**** Material to process ****
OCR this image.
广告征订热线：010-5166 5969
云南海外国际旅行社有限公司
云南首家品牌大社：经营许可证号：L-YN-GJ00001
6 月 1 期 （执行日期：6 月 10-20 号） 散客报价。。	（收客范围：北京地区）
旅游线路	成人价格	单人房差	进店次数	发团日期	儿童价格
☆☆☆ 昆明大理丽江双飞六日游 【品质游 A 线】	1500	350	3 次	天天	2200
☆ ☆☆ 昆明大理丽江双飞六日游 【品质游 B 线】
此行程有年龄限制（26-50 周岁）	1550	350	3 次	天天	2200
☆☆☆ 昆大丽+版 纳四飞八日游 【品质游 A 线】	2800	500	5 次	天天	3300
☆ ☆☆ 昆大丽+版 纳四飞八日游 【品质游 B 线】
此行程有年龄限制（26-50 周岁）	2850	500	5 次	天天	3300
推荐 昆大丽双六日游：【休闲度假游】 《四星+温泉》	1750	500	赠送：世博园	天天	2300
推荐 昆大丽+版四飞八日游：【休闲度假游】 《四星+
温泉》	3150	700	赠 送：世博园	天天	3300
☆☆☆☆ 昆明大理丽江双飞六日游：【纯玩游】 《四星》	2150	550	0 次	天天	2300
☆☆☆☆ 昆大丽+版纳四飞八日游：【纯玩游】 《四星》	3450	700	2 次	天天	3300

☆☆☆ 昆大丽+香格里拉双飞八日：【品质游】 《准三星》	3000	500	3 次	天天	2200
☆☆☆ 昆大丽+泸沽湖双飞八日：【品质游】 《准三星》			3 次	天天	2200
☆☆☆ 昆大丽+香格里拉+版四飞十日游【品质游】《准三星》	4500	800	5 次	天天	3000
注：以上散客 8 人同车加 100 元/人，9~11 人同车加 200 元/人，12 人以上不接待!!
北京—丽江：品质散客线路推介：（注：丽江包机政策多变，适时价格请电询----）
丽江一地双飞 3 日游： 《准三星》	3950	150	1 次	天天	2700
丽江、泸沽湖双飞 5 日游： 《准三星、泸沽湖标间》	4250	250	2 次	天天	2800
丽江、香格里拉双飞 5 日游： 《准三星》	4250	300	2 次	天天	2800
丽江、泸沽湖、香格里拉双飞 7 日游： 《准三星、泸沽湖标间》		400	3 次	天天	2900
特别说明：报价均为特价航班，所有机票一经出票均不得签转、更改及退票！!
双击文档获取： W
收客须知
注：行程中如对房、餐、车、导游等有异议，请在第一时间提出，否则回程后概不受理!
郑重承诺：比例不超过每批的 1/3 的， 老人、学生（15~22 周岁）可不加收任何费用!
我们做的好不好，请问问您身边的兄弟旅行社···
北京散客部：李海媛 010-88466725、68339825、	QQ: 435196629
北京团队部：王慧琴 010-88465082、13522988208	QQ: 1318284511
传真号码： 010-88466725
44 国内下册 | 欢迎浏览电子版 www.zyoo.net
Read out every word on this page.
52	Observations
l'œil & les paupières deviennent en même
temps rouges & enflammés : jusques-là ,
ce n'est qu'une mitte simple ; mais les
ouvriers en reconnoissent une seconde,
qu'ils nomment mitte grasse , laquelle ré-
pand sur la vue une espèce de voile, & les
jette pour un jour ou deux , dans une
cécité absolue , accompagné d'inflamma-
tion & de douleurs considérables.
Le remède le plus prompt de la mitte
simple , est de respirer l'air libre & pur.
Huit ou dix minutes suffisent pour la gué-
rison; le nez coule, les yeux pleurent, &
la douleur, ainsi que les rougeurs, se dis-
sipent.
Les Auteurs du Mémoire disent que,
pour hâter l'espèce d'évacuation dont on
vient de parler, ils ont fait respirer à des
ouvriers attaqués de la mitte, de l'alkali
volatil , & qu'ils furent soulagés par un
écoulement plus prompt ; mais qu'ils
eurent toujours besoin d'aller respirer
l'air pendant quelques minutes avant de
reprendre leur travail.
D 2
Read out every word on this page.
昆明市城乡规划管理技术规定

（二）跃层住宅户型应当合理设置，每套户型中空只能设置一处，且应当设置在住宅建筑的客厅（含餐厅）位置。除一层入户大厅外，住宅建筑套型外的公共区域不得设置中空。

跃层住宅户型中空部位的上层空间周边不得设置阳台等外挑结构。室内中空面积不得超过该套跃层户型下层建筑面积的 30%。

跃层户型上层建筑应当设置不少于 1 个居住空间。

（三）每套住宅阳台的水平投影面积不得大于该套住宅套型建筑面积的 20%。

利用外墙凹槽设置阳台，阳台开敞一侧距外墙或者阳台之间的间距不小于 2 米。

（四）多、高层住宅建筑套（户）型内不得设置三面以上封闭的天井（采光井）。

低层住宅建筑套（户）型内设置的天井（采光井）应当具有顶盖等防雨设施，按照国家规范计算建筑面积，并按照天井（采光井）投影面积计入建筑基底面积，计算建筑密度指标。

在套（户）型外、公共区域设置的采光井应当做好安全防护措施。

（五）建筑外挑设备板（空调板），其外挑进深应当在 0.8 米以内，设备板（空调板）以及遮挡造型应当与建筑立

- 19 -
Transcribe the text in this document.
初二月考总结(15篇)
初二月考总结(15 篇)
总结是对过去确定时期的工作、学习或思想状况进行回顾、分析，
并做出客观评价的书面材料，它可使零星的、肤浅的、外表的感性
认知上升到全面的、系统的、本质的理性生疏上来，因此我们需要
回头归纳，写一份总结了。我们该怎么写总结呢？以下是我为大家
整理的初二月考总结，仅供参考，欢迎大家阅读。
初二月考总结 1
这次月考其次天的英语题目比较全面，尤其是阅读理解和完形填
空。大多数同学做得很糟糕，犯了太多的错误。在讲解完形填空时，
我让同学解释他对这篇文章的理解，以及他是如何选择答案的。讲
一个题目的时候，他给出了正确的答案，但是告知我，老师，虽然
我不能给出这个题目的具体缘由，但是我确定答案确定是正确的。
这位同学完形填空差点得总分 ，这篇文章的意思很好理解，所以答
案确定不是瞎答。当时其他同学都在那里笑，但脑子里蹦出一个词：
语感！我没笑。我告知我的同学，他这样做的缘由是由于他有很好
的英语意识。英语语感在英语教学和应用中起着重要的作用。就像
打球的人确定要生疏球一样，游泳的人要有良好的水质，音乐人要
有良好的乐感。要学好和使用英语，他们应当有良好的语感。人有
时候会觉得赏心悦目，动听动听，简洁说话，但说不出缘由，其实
****
◆ Stated task ◆
Transcribe the full listing above without leaving anything out.

◆ Task answer ◆
OCR this image.
广告征订热线：010-5166 5969
云南海外国际旅行社有限公司
云南首家品牌大社：经营许可证号：L-YN-GJ00001
6 月 1 期 （执行日期：6 月 10-20 号） 散客报价。。	（收客范围：北京地区）
旅游线路	成人价格	单人房差	进店次数	发团日期	儿童价格
☆☆☆ 昆明大理丽江双飞六日游 【品质游 A 线】	1500	350	3 次	天天	2200
☆ ☆☆ 昆明大理丽江双飞六日游 【品质游 B 线】
此行程有年龄限制（26-50 周岁）	1550	350	3 次	天天	2200
☆☆☆ 昆大丽+版 纳四飞八日游 【品质游 A 线】	2800	500	5 次	天天	3300
☆ ☆☆ 昆大丽+版 纳四飞八日游 【品质游 B 线】
此行程有年龄限制（26-50 周岁）	2850	500	5 次	天天	3300
推荐 昆大丽双六日游：【休闲度假游】 《四星+温泉》	1750	500	赠送：世博园	天天	2300
推荐 昆大丽+版四飞八日游：【休闲度假游】 《四星+
温泉》	3150	700	赠 送：世博园	天天	3300
☆☆☆☆ 昆明大理丽江双飞六日游：【纯玩游】 《四星》	2150	550	0 次	天天	2300
☆☆☆☆ 昆大丽+版纳四飞八日游：【纯玩游】 《四星》	3450	700	2 次	天天	3300

☆☆☆ 昆大丽+香格里拉双飞八日：【品质游】 《准三星》	3000	500	3 次	天天	2200
☆☆☆ 昆大丽+泸沽湖双飞八日：【品质游】 《准三星》			3 次	天天	2200
☆☆☆ 昆大丽+香格里拉+版四飞十日游【品质游】《准三星》	4500	800	5 次	天天	3000
注：以上散客 8 人同车加 100 元/人，9~11 人同车加 200 元/人，12 人以上不接待!!
北京—丽江：品质散客线路推介：（注：丽江包机政策多变，适时价格请电询----）
丽江一地双飞 3 日游： 《准三星》	3950	150	1 次	天天	2700
丽江、泸沽湖双飞 5 日游： 《准三星、泸沽湖标间》	4250	250	2 次	天天	2800
丽江、香格里拉双飞 5 日游： 《准三星》	4250	300	2 次	天天	2800
丽江、泸沽湖、香格里拉双飞 7 日游： 《准三星、泸沽湖标间》		400	3 次	天天	2900
特别说明：报价均为特价航班，所有机票一经出票均不得签转、更改及退票！!
双击文档获取： W
收客须知
注：行程中如对房、餐、车、导游等有异议，请在第一时间提出，否则回程后概不受理!
郑重承诺：比例不超过每批的 1/3 的， 老人、学生（15~22 周岁）可不加收任何费用!
我们做的好不好，请问问您身边的兄弟旅行社···
北京散客部：李海媛 010-88466725、68339825、	QQ: 435196629
北京团队部：王慧琴 010-88465082、13522988208	QQ: 1318284511
传真号码： 010-88466725
44 国内下册 | 欢迎浏览电子版 www.zyoo.net
Read out every word on this page.
52	Observations
l'œil & les paupières deviennent en même
temps rouges & enflammés : jusques-là ,
ce n'est qu'une mitte simple ; mais les
ouvriers en reconnoissent une seconde,
qu'ils nomment mitte grasse , laquelle ré-
pand sur la vue une espèce de voile, & les
jette pour un jour ou deux , dans une
cécité absolue , accompagné d'inflamma-
tion & de douleurs considérables.
Le remède le plus prompt de la mitte
simple , est de respirer l'air libre & pur.
Huit ou dix minutes suffisent pour la gué-
rison; le nez coule, les yeux pleurent, &
la douleur, ainsi que les rougeurs, se dis-
sipent.
Les Auteurs du Mémoire disent que,
pour hâter l'espèce d'évacuation dont on
vient de parler, ils ont fait respirer à des
ouvriers attaqués de la mitte, de l'alkali
volatil , & qu'ils furent soulagés par un
écoulement plus prompt ; mais qu'ils
eurent toujours besoin d'aller respirer
l'air pendant quelques minutes avant de
reprendre leur travail.
D 2
Read out every word on this page.
昆明市城乡规划管理技术规定

（二）跃层住宅户型应当合理设置，每套户型中空只能设置一处，且应当设置在住宅建筑的客厅（含餐厅）位置。除一层入户大厅外，住宅建筑套型外的公共区域不得设置中空。

跃层住宅户型中空部位的上层空间周边不得设置阳台等外挑结构。室内中空面积不得超过该套跃层户型下层建筑面积的 30%。

跃层户型上层建筑应当设置不少于 1 个居住空间。

（三）每套住宅阳台的水平投影面积不得大于该套住宅套型建筑面积的 20%。

利用外墙凹槽设置阳台，阳台开敞一侧距外墙或者阳台之间的间距不小于 2 米。

（四）多、高层住宅建筑套（户）型内不得设置三面以上封闭的天井（采光井）。

低层住宅建筑套（户）型内设置的天井（采光井）应当具有顶盖等防雨设施，按照国家规范计算建筑面积，并按照天井（采光井）投影面积计入建筑基底面积，计算建筑密度指标。

在套（户）型外、公共区域设置的采光井应当做好安全防护措施。

（五）建筑外挑设备板（空调板），其外挑进深应当在 0.8 米以内，设备板（空调板）以及遮挡造型应当与建筑立

- 19 -
Transcribe the text in this document.
初二月考总结(15篇)
初二月考总结(15 篇)
总结是对过去确定时期的工作、学习或思想状况进行回顾、分析，
并做出客观评价的书面材料，它可使零星的、肤浅的、外表的感性
认知上升到全面的、系统的、本质的理性生疏上来，因此我们需要
回头归纳，写一份总结了。我们该怎么写总结呢？以下是我为大家
整理的初二月考总结，仅供参考，欢迎大家阅读。
初二月考总结 1
这次月考其次天的英语题目比较全面，尤其是阅读理解和完形填
空。大多数同学做得很糟糕，犯了太多的错误。在讲解完形填空时，
我让同学解释他对这篇文章的理解，以及他是如何选择答案的。讲
一个题目的时候，他给出了正确的答案，但是告知我，老师，虽然
我不能给出这个题目的具体缘由，但是我确定答案确定是正确的。
这位同学完形填空差点得总分 ，这篇文章的意思很好理解，所以答
案确定不是瞎答。当时其他同学都在那里笑，但脑子里蹦出一个词：
语感！我没笑。我告知我的同学，他这样做的缘由是由于他有很好
的英语意识。英语语感在英语教学和应用中起着重要的作用。就像
打球的人确定要生疏球一样，游泳的人要有良好的水质，音乐人要
有良好的乐感。要学好和使用英语，他们应当有良好的语感。人有
时候会觉得赏心悦目，动听动听，简洁说话，但说不出缘由，其实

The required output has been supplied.